[Dataset items]
>>>>>

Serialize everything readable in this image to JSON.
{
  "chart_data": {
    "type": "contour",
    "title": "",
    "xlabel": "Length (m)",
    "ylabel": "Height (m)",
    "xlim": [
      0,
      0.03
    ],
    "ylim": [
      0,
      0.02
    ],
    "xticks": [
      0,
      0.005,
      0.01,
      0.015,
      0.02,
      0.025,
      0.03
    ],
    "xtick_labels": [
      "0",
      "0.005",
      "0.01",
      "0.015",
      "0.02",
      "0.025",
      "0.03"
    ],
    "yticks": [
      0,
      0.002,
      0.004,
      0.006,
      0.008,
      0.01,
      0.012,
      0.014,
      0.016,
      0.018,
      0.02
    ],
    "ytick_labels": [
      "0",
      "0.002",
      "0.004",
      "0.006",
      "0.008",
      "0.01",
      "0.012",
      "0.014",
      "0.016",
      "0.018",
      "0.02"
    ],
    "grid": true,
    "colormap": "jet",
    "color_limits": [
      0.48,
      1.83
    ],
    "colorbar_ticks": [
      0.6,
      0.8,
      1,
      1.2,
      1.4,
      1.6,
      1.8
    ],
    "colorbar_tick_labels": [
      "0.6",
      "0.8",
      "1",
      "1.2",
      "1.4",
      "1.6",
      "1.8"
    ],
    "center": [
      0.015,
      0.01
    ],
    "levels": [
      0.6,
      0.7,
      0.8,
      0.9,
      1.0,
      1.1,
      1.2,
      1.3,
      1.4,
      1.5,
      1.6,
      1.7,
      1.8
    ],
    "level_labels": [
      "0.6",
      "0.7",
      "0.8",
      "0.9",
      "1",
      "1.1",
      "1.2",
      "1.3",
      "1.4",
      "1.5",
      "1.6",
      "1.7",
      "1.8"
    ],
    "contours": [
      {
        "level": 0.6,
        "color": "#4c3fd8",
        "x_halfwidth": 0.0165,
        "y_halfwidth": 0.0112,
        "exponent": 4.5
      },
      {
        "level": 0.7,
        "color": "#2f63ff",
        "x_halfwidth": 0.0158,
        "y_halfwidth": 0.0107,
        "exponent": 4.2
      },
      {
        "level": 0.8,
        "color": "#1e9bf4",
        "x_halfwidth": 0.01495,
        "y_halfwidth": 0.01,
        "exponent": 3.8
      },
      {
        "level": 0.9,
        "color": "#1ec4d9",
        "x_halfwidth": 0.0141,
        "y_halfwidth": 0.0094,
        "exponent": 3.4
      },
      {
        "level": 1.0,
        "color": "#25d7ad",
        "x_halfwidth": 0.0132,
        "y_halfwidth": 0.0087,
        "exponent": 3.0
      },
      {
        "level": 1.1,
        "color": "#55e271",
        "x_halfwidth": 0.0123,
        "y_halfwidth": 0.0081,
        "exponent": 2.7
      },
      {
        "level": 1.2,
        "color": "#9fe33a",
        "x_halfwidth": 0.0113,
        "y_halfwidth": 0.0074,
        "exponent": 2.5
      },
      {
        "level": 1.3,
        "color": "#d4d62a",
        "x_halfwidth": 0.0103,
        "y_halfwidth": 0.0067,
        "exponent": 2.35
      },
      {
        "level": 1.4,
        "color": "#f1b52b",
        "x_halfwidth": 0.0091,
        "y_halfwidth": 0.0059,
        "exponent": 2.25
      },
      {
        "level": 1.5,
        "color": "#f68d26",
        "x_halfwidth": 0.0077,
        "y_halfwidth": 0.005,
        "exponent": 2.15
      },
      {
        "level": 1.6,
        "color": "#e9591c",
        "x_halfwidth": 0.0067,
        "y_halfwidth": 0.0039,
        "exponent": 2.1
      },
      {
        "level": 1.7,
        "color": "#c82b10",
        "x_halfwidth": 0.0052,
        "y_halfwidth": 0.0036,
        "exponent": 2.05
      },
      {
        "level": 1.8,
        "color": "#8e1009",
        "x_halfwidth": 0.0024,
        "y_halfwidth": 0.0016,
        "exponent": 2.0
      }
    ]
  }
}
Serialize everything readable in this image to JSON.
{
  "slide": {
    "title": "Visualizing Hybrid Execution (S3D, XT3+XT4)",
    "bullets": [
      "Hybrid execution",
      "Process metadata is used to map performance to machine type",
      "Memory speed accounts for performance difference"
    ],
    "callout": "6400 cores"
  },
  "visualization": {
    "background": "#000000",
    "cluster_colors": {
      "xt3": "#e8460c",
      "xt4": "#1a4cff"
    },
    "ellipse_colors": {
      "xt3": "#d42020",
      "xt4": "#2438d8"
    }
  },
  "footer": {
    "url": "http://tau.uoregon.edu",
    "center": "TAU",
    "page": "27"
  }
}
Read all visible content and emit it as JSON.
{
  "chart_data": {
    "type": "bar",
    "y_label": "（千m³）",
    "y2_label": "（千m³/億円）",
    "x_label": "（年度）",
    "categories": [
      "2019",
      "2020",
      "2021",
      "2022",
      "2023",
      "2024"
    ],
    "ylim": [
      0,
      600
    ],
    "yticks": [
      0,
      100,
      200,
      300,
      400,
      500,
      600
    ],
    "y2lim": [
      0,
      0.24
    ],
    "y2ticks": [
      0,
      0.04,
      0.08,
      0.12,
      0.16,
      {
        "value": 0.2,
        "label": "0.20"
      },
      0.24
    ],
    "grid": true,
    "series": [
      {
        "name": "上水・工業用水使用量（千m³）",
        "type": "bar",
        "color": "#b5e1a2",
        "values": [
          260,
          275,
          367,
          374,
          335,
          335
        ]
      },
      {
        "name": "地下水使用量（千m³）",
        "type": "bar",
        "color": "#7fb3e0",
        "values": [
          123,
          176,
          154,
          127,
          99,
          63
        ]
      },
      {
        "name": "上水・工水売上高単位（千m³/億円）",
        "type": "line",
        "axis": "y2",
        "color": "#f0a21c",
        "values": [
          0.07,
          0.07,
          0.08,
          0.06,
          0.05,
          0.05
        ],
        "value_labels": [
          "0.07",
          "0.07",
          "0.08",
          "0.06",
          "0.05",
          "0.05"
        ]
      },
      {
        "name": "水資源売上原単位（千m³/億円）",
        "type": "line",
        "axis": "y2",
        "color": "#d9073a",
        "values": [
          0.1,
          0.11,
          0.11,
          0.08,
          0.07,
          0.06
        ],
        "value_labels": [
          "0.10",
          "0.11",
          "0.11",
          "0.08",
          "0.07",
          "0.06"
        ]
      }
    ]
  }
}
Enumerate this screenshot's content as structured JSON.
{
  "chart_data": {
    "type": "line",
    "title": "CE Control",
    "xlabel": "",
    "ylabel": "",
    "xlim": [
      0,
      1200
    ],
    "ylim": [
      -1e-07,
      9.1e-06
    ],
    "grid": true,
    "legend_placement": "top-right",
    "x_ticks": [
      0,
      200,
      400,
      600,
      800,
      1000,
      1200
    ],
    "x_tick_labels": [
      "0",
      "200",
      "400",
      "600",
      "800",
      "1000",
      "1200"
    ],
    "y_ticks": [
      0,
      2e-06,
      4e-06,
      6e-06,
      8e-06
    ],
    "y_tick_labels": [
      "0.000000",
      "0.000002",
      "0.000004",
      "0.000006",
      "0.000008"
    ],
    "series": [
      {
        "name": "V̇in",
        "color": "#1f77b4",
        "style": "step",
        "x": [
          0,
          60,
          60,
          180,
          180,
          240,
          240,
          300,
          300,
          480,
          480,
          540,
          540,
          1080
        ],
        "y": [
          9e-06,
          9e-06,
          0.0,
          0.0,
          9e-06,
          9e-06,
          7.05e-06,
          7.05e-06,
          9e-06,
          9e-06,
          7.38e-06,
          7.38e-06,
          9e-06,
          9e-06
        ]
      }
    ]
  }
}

<<<<<

• WORK INSTRUCTIONS: Retype the listing. Match it exactly.

• REPLY TO THE EXERCISE:
Serialize everything readable in this image to JSON.
{
  "chart_data": {
    "type": "contour",
    "title": "",
    "xlabel": "Length (m)",
    "ylabel": "Height (m)",
    "xlim": [
      0,
      0.03
    ],
    "ylim": [
      0,
      0.02
    ],
    "xticks": [
      0,
      0.005,
      0.01,
      0.015,
      0.02,
      0.025,
      0.03
    ],
    "xtick_labels": [
      "0",
      "0.005",
      "0.01",
      "0.015",
      "0.02",
      "0.025",
      "0.03"
    ],
    "yticks": [
      0,
      0.002,
      0.004,
      0.006,
      0.008,
      0.01,
      0.012,
      0.014,
      0.016,
      0.018,
      0.02
    ],
    "ytick_labels": [
      "0",
      "0.002",
      "0.004",
      "0.006",
      "0.008",
      "0.01",
      "0.012",
      "0.014",
      "0.016",
      "0.018",
      "0.02"
    ],
    "grid": true,
    "colormap": "jet",
    "color_limits": [
      0.48,
      1.83
    ],
    "colorbar_ticks": [
      0.6,
      0.8,
      1,
      1.2,
      1.4,
      1.6,
      1.8
    ],
    "colorbar_tick_labels": [
      "0.6",
      "0.8",
      "1",
      "1.2",
      "1.4",
      "1.6",
      "1.8"
    ],
    "center": [
      0.015,
      0.01
    ],
    "levels": [
      0.6,
      0.7,
      0.8,
      0.9,
      1.0,
      1.1,
      1.2,
      1.3,
      1.4,
      1.5,
      1.6,
      1.7,
      1.8
    ],
    "level_labels": [
      "0.6",
      "0.7",
      "0.8",
      "0.9",
      "1",
      "1.1",
      "1.2",
      "1.3",
      "1.4",
      "1.5",
      "1.6",
      "1.7",
      "1.8"
    ],
    "contours": [
      {
        "level": 0.6,
        "color": "#4c3fd8",
        "x_halfwidth": 0.0165,
        "y_halfwidth": 0.0112,
        "exponent": 4.5
      },
      {
        "level": 0.7,
        "color": "#2f63ff",
        "x_halfwidth": 0.0158,
        "y_halfwidth": 0.0107,
        "exponent": 4.2
      },
      {
        "level": 0.8,
        "color": "#1e9bf4",
        "x_halfwidth": 0.01495,
        "y_halfwidth": 0.01,
        "exponent": 3.8
      },
      {
        "level": 0.9,
        "color": "#1ec4d9",
        "x_halfwidth": 0.0141,
        "y_halfwidth": 0.0094,
        "exponent": 3.4
      },
      {
        "level": 1.0,
        "color": "#25d7ad",
        "x_halfwidth": 0.0132,
        "y_halfwidth": 0.0087,
        "exponent": 3.0
      },
      {
        "level": 1.1,
        "color": "#55e271",
        "x_halfwidth": 0.0123,
        "y_halfwidth": 0.0081,
        "exponent": 2.7
      },
      {
        "level": 1.2,
        "color": "#9fe33a",
        "x_halfwidth": 0.0113,
        "y_halfwidth": 0.0074,
        "exponent": 2.5
      },
      {
        "level": 1.3,
        "color": "#d4d62a",
        "x_halfwidth": 0.0103,
        "y_halfwidth": 0.0067,
        "exponent": 2.35
      },
      {
        "level": 1.4,
        "color": "#f1b52b",
        "x_halfwidth": 0.0091,
        "y_halfwidth": 0.0059,
        "exponent": 2.25
      },
      {
        "level": 1.5,
        "color": "#f68d26",
        "x_halfwidth": 0.0077,
        "y_halfwidth": 0.005,
        "exponent": 2.15
      },
      {
        "level": 1.6,
        "color": "#e9591c",
        "x_halfwidth": 0.0067,
        "y_halfwidth": 0.0039,
        "exponent": 2.1
      },
      {
        "level": 1.7,
        "color": "#c82b10",
        "x_halfwidth": 0.0052,
        "y_halfwidth": 0.0036,
        "exponent": 2.05
      },
      {
        "level": 1.8,
        "color": "#8e1009",
        "x_halfwidth": 0.0024,
        "y_halfwidth": 0.0016,
        "exponent": 2.0
      }
    ]
  }
}
Serialize everything readable in this image to JSON.
{
  "slide": {
    "title": "Visualizing Hybrid Execution (S3D, XT3+XT4)",
    "bullets": [
      "Hybrid execution",
      "Process metadata is used to map performance to machine type",
      "Memory speed accounts for performance difference"
    ],
    "callout": "6400 cores"
  },
  "visualization": {
    "background": "#000000",
    "cluster_colors": {
      "xt3": "#e8460c",
      "xt4": "#1a4cff"
    },
    "ellipse_colors": {
      "xt3": "#d42020",
      "xt4": "#2438d8"
    }
  },
  "footer": {
    "url": "http://tau.uoregon.edu",
    "center": "TAU",
    "page": "27"
  }
}
Read all visible content and emit it as JSON.
{
  "chart_data": {
    "type": "bar",
    "y_label": "（千m³）",
    "y2_label": "（千m³/億円）",
    "x_label": "（年度）",
    "categories": [
      "2019",
      "2020",
      "2021",
      "2022",
      "2023",
      "2024"
    ],
    "ylim": [
      0,
      600
    ],
    "yticks": [
      0,
      100,
      200,
      300,
      400,
      500,
      600
    ],
    "y2lim": [
      0,
      0.24
    ],
    "y2ticks": [
      0,
      0.04,
      0.08,
      0.12,
      0.16,
      {
        "value": 0.2,
        "label": "0.20"
      },
      0.24
    ],
    "grid": true,
    "series": [
      {
        "name": "上水・工業用水使用量（千m³）",
        "type": "bar",
        "color": "#b5e1a2",
        "values": [
          260,
          275,
          367,
          374,
          335,
          335
        ]
      },
      {
        "name": "地下水使用量（千m³）",
        "type": "bar",
        "color": "#7fb3e0",
        "values": [
          123,
          176,
          154,
          127,
          99,
          63
        ]
      },
      {
        "name": "上水・工水売上高単位（千m³/億円）",
        "type": "line",
        "axis": "y2",
        "color": "#f0a21c",
        "values": [
          0.07,
          0.07,
          0.08,
          0.06,
          0.05,
          0.05
        ],
        "value_labels": [
          "0.07",
          "0.07",
          "0.08",
          "0.06",
          "0.05",
          "0.05"
        ]
      },
      {
        "name": "水資源売上原単位（千m³/億円）",
        "type": "line",
        "axis": "y2",
        "color": "#d9073a",
        "values": [
          0.1,
          0.11,
          0.11,
          0.08,
          0.07,
          0.06
        ],
        "value_labels": [
          "0.10",
          "0.11",
          "0.11",
          "0.08",
          "0.07",
          "0.06"
        ]
      }
    ]
  }
}
Enumerate this screenshot's content as structured JSON.
{
  "chart_data": {
    "type": "line",
    "title": "CE Control",
    "xlabel": "",
    "ylabel": "",
    "xlim": [
      0,
      1200
    ],
    "ylim": [
      -1e-07,
      9.1e-06
    ],
    "grid": true,
    "legend_placement": "top-right",
    "x_ticks": [
      0,
      200,
      400,
      600,
      800,
      1000,
      1200
    ],
    "x_tick_labels": [
      "0",
      "200",
      "400",
      "600",
      "800",
      "1000",
      "1200"
    ],
    "y_ticks": [
      0,
      2e-06,
      4e-06,
      6e-06,
      8e-06
    ],
    "y_tick_labels": [
      "0.000000",
      "0.000002",
      "0.000004",
      "0.000006",
      "0.000008"
    ],
    "series": [
      {
        "name": "V̇in",
        "color": "#1f77b4",
        "style": "step",
        "x": [
          0,
          60,
          60,
          180,
          180,
          240,
          240,
          300,
          300,
          480,
          480,
          540,
          540,
          1080
        ],
        "y": [
          9e-06,
          9e-06,
          0.0,
          0.0,
          9e-06,
          9e-06,
          7.05e-06,
          7.05e-06,
          9e-06,
          9e-06,
          7.38e-06,
          7.38e-06,
          9e-06,
          9e-06
        ]
      }
    ]
  }
}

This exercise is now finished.